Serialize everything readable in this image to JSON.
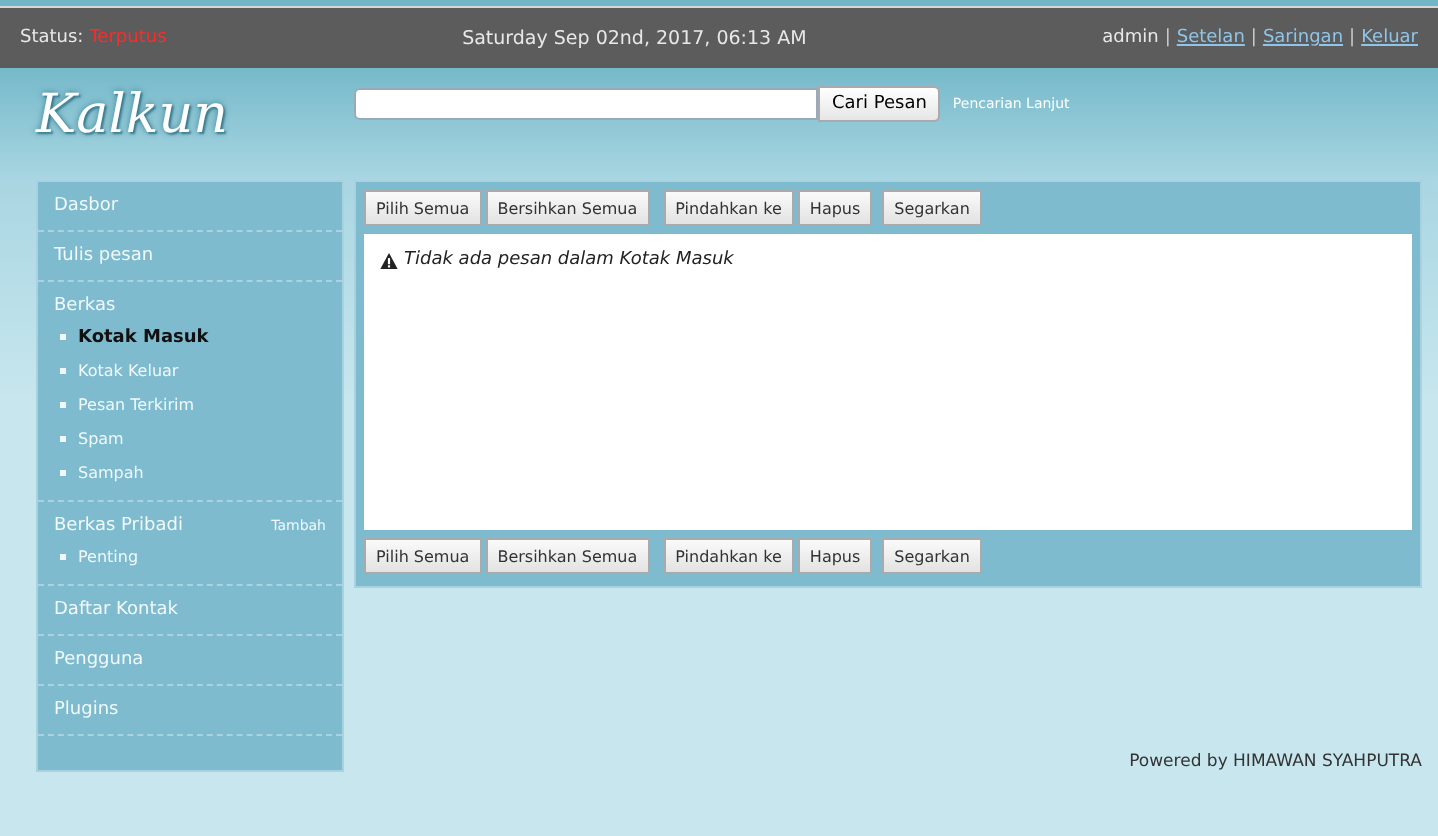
{
  "status_bar": {
    "label": "Status:",
    "value": "Terputus",
    "datetime": "Saturday Sep 02nd, 2017, 06:13 AM",
    "user": "admin",
    "separator": "|",
    "links": [
      "Setelan",
      "Saringan",
      "Keluar"
    ]
  },
  "logo": "Kalkun",
  "search": {
    "button": "Cari Pesan",
    "advanced_link": "Pencarian Lanjut"
  },
  "sidebar": {
    "items": [
      {
        "label": "Dasbor"
      },
      {
        "label": "Tulis pesan"
      },
      {
        "label": "Berkas",
        "children": [
          {
            "label": "Kotak Masuk",
            "selected": true
          },
          {
            "label": "Kotak Keluar",
            "selected": false
          },
          {
            "label": "Pesan Terkirim",
            "selected": false
          },
          {
            "label": "Spam",
            "selected": false
          },
          {
            "label": "Sampah",
            "selected": false
          }
        ]
      },
      {
        "label": "Berkas Pribadi",
        "action": "Tambah",
        "children": [
          {
            "label": "Penting",
            "selected": false
          }
        ]
      },
      {
        "label": "Daftar Kontak"
      },
      {
        "label": "Pengguna"
      },
      {
        "label": "Plugins"
      }
    ]
  },
  "toolbar_top": [
    "Pilih Semua",
    "Bersihkan Semua",
    "Pindahkan ke",
    "Hapus",
    "Segarkan"
  ],
  "message": "Tidak ada pesan dalam Kotak Masuk",
  "toolbar_bottom": [
    "Pilih Semua",
    "Bersihkan Semua",
    "Pindahkan ke",
    "Hapus",
    "Segarkan"
  ],
  "footer": "Powered by HIMAWAN SYAHPUTRA"
}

_ _ _ _

Challenge: From the data above, count the lines where "Kotak" occurs and give that figure and nothing else.

Solution to this task: 3